**What to do:**
From the data that follows, report how many lines hold the string "name", giving only the number.

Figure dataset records
╭──
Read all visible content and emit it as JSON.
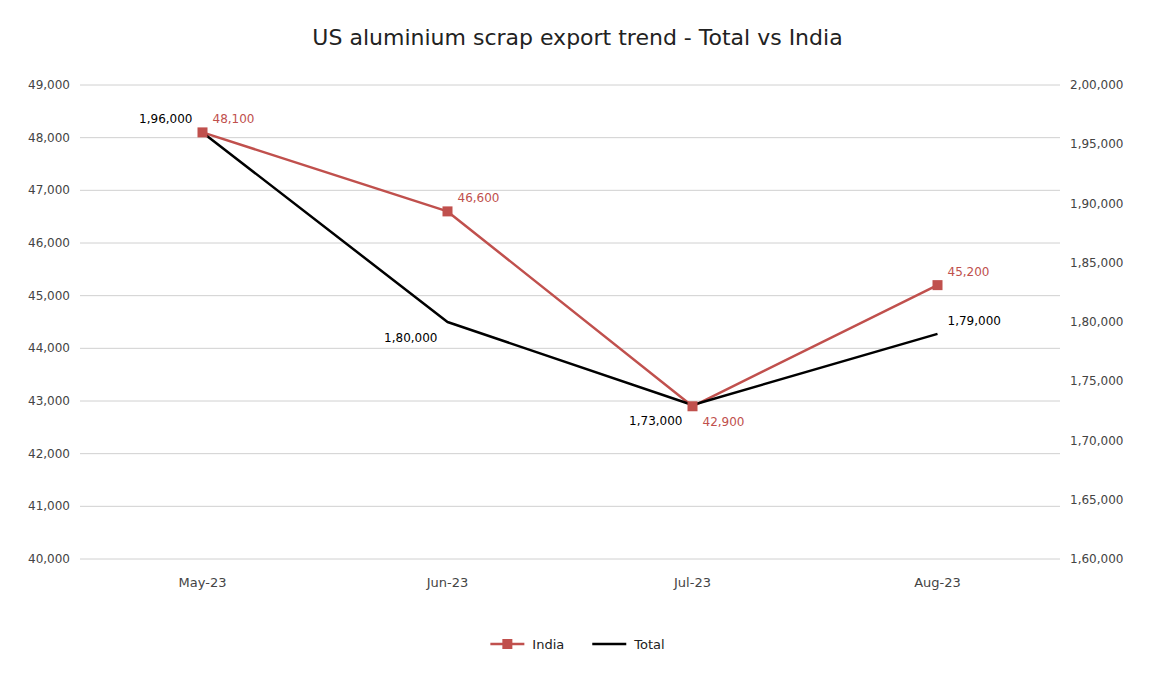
{
  "chart_data": {
    "type": "line",
    "title": "US aluminium scrap export trend - Total vs India",
    "categories": [
      "May-23",
      "Jun-23",
      "Jul-23",
      "Aug-23"
    ],
    "series": [
      {
        "name": "India",
        "color": "#C0504D",
        "marker": "square",
        "values": [
          48100,
          46600,
          42900,
          45200
        ],
        "value_labels": [
          "48,100",
          "46,600",
          "42,900",
          "45,200"
        ]
      },
      {
        "name": "Total",
        "color": "#000000",
        "marker": "none",
        "axis": "y2",
        "values": [
          196000,
          180000,
          173000,
          179000
        ],
        "value_labels": [
          "1,96,000",
          "1,80,000",
          "1,73,000",
          "1,79,000"
        ]
      }
    ],
    "ylim": [
      40000,
      49000
    ],
    "yticks": [
      {
        "value": 40000,
        "label": "40,000"
      },
      {
        "value": 41000,
        "label": "41,000"
      },
      {
        "value": 42000,
        "label": "42,000"
      },
      {
        "value": 43000,
        "label": "43,000"
      },
      {
        "value": 44000,
        "label": "44,000"
      },
      {
        "value": 45000,
        "label": "45,000"
      },
      {
        "value": 46000,
        "label": "46,000"
      },
      {
        "value": 47000,
        "label": "47,000"
      },
      {
        "value": 48000,
        "label": "48,000"
      },
      {
        "value": 49000,
        "label": "49,000"
      }
    ],
    "y2lim": [
      160000,
      200000
    ],
    "y2ticks": [
      {
        "value": 160000,
        "label": "1,60,000"
      },
      {
        "value": 165000,
        "label": "1,65,000"
      },
      {
        "value": 170000,
        "label": "1,70,000"
      },
      {
        "value": 175000,
        "label": "1,75,000"
      },
      {
        "value": 180000,
        "label": "1,80,000"
      },
      {
        "value": 185000,
        "label": "1,85,000"
      },
      {
        "value": 190000,
        "label": "1,90,000"
      },
      {
        "value": 195000,
        "label": "1,95,000"
      },
      {
        "value": 200000,
        "label": "2,00,000"
      }
    ],
    "grid": true,
    "legend": "bottom",
    "data_labels": true
  }
}
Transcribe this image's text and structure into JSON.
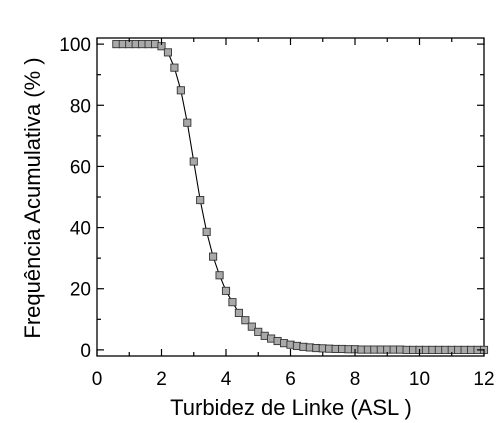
{
  "chart_data": {
    "type": "scatter",
    "title": "",
    "xlabel": "Turbidez de Linke    (ASL )",
    "ylabel": "Frequência Acumulativa    (% )",
    "xlim": [
      0,
      12
    ],
    "ylim": [
      -2,
      102
    ],
    "xticks": [
      0,
      2,
      4,
      6,
      8,
      10,
      12
    ],
    "yticks": [
      0,
      20,
      40,
      60,
      80,
      100
    ],
    "grid": false,
    "marker": "square",
    "marker_fill": "#a9a9a9",
    "marker_stroke": "#333333",
    "line_color": "#000000",
    "series": [
      {
        "x": [
          0.6,
          0.8,
          1.0,
          1.2,
          1.4,
          1.6,
          1.8,
          2.0,
          2.2,
          2.4,
          2.6,
          2.8,
          3.0,
          3.2,
          3.4,
          3.6,
          3.8,
          4.0,
          4.2,
          4.4,
          4.6,
          4.8,
          5.0,
          5.2,
          5.4,
          5.6,
          5.8,
          6.0,
          6.2,
          6.4,
          6.6,
          6.8,
          7.0,
          7.2,
          7.4,
          7.6,
          7.8,
          8.0,
          8.2,
          8.4,
          8.6,
          8.8,
          9.0,
          9.2,
          9.4,
          9.6,
          9.8,
          10.0,
          10.2,
          10.4,
          10.6,
          10.8,
          11.0,
          11.2,
          11.4,
          11.6,
          11.8,
          12.0
        ],
        "y": [
          100,
          100,
          100,
          100,
          100,
          100,
          100,
          99.3,
          97.3,
          92.3,
          84.9,
          74.3,
          61.6,
          49.0,
          38.6,
          30.5,
          24.4,
          19.3,
          15.6,
          12.1,
          9.7,
          7.6,
          5.9,
          4.6,
          3.7,
          2.9,
          2.2,
          1.7,
          1.3,
          1.0,
          0.8,
          0.6,
          0.5,
          0.4,
          0.3,
          0.3,
          0.2,
          0.2,
          0.1,
          0.1,
          0.1,
          0.1,
          0.1,
          0.1,
          0.1,
          0,
          0,
          0,
          0,
          0,
          0,
          0,
          0,
          0,
          0,
          0,
          0,
          0
        ]
      }
    ]
  }
}
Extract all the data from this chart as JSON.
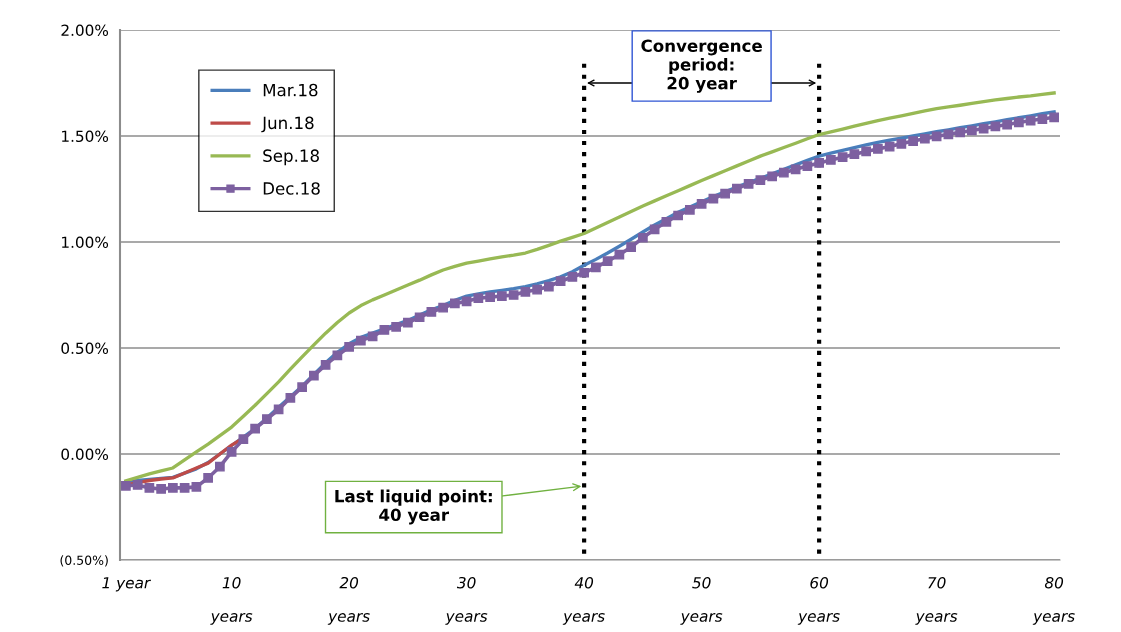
{
  "chart_data": {
    "type": "line",
    "categories": [
      "1 year",
      null,
      null,
      null,
      null,
      null,
      null,
      null,
      null,
      "10 years",
      null,
      null,
      null,
      null,
      null,
      null,
      null,
      null,
      null,
      "20 years",
      null,
      null,
      null,
      null,
      null,
      null,
      null,
      null,
      null,
      "30 years",
      null,
      null,
      null,
      null,
      null,
      null,
      null,
      null,
      null,
      "40 years",
      null,
      null,
      null,
      null,
      null,
      null,
      null,
      null,
      null,
      "50 years",
      null,
      null,
      null,
      null,
      null,
      null,
      null,
      null,
      null,
      "60 years",
      null,
      null,
      null,
      null,
      null,
      null,
      null,
      null,
      null,
      "70 years",
      null,
      null,
      null,
      null,
      null,
      null,
      null,
      null,
      null,
      "80 years"
    ],
    "ylim": [
      -0.5,
      2.0
    ],
    "yticks": [
      {
        "value": -0.5,
        "label": "(0.50%)"
      },
      {
        "value": 0,
        "label": "0.00%"
      },
      {
        "value": 0.5,
        "label": "0.50%"
      },
      {
        "value": 1.0,
        "label": "1.00%"
      },
      {
        "value": 1.5,
        "label": "1.50%"
      },
      {
        "value": 2.0,
        "label": "2.00%"
      }
    ],
    "grid": "y",
    "legend": "top left",
    "series": [
      {
        "name": "Mar.18",
        "color": "#4a7ebb",
        "marker": "none",
        "values": [
          -0.13,
          -0.125,
          -0.12,
          -0.115,
          -0.11,
          -0.09,
          -0.07,
          -0.04,
          0.0,
          0.04,
          0.08,
          0.12,
          0.17,
          0.22,
          0.27,
          0.32,
          0.375,
          0.43,
          0.48,
          0.52,
          0.55,
          0.57,
          0.59,
          0.61,
          0.63,
          0.655,
          0.68,
          0.7,
          0.725,
          0.745,
          0.755,
          0.765,
          0.772,
          0.78,
          0.79,
          0.803,
          0.818,
          0.836,
          0.86,
          0.89,
          0.918,
          0.948,
          0.98,
          1.013,
          1.047,
          1.08,
          1.11,
          1.14,
          1.165,
          1.19,
          1.214,
          1.237,
          1.259,
          1.28,
          1.3,
          1.322,
          1.343,
          1.364,
          1.385,
          1.405,
          1.419,
          1.432,
          1.445,
          1.458,
          1.47,
          1.48,
          1.49,
          1.5,
          1.51,
          1.52,
          1.529,
          1.539,
          1.548,
          1.558,
          1.567,
          1.577,
          1.586,
          1.595,
          1.605,
          1.614
        ]
      },
      {
        "name": "Jun.18",
        "color": "#be4b48",
        "marker": "none",
        "values": [
          -0.146,
          -0.135,
          -0.125,
          -0.118,
          -0.113,
          -0.09,
          -0.066,
          -0.043,
          0.0,
          0.042,
          0.075,
          null,
          null,
          null,
          null,
          null,
          null,
          null,
          null,
          null,
          null,
          null,
          null,
          null,
          null,
          null,
          null,
          null,
          null,
          null,
          null,
          null,
          null,
          null,
          null,
          null,
          null,
          null,
          null,
          null,
          null,
          null,
          null,
          null,
          null,
          null,
          null,
          null,
          null,
          null,
          null,
          null,
          null,
          null,
          null,
          null,
          null,
          null,
          null,
          null,
          null,
          null,
          null,
          null,
          null,
          null,
          null,
          null,
          null,
          null,
          null,
          null,
          null,
          null,
          null,
          null,
          null,
          null,
          null,
          null
        ]
      },
      {
        "name": "Sep.18",
        "color": "#98b954",
        "marker": "none",
        "values": [
          -0.127,
          -0.11,
          -0.094,
          -0.08,
          -0.066,
          -0.028,
          0.01,
          0.047,
          0.087,
          0.127,
          0.178,
          0.23,
          0.285,
          0.34,
          0.4,
          0.458,
          0.515,
          0.57,
          0.62,
          0.665,
          0.7,
          0.727,
          0.75,
          0.774,
          0.797,
          0.82,
          0.845,
          0.868,
          0.885,
          0.9,
          0.91,
          0.92,
          0.93,
          0.938,
          0.948,
          0.965,
          0.984,
          1.004,
          1.022,
          1.04,
          1.066,
          1.092,
          1.118,
          1.144,
          1.17,
          1.194,
          1.218,
          1.242,
          1.266,
          1.29,
          1.313,
          1.336,
          1.359,
          1.382,
          1.405,
          1.425,
          1.446,
          1.466,
          1.487,
          1.507,
          1.52,
          1.533,
          1.547,
          1.56,
          1.573,
          1.584,
          1.595,
          1.607,
          1.618,
          1.629,
          1.637,
          1.645,
          1.654,
          1.662,
          1.67,
          1.677,
          1.684,
          1.689,
          1.696,
          1.703
        ]
      },
      {
        "name": "Dec.18",
        "color": "#7d60a0",
        "marker": "square",
        "values": [
          -0.15,
          -0.146,
          -0.16,
          -0.165,
          -0.16,
          -0.16,
          -0.155,
          -0.113,
          -0.06,
          0.01,
          0.07,
          0.12,
          0.165,
          0.21,
          0.265,
          0.315,
          0.37,
          0.42,
          0.465,
          0.505,
          0.535,
          0.555,
          0.585,
          0.6,
          0.62,
          0.645,
          0.67,
          0.69,
          0.71,
          0.72,
          0.735,
          0.74,
          0.745,
          0.75,
          0.765,
          0.775,
          0.79,
          0.815,
          0.835,
          0.855,
          0.88,
          0.91,
          0.94,
          0.976,
          1.02,
          1.06,
          1.095,
          1.125,
          1.152,
          1.18,
          1.205,
          1.228,
          1.252,
          1.274,
          1.292,
          1.31,
          1.327,
          1.343,
          1.358,
          1.373,
          1.387,
          1.4,
          1.414,
          1.427,
          1.439,
          1.45,
          1.463,
          1.476,
          1.487,
          1.498,
          1.508,
          1.517,
          1.526,
          1.535,
          1.545,
          1.554,
          1.564,
          1.573,
          1.58,
          1.588
        ]
      }
    ],
    "ref_lines": [
      {
        "axis": "x",
        "value": "40 years",
        "color": "#000000",
        "line_style": "dotted"
      },
      {
        "axis": "x",
        "value": "60 years",
        "color": "#000000",
        "line_style": "dotted"
      }
    ],
    "annotations": [
      "Convergence\nperiod:\n20 year",
      {
        "text": "Last liquid point:\n40 year",
        "x": "40 years",
        "y": -0.15
      }
    ]
  }
}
╰──
**Answer to the exercise:**
6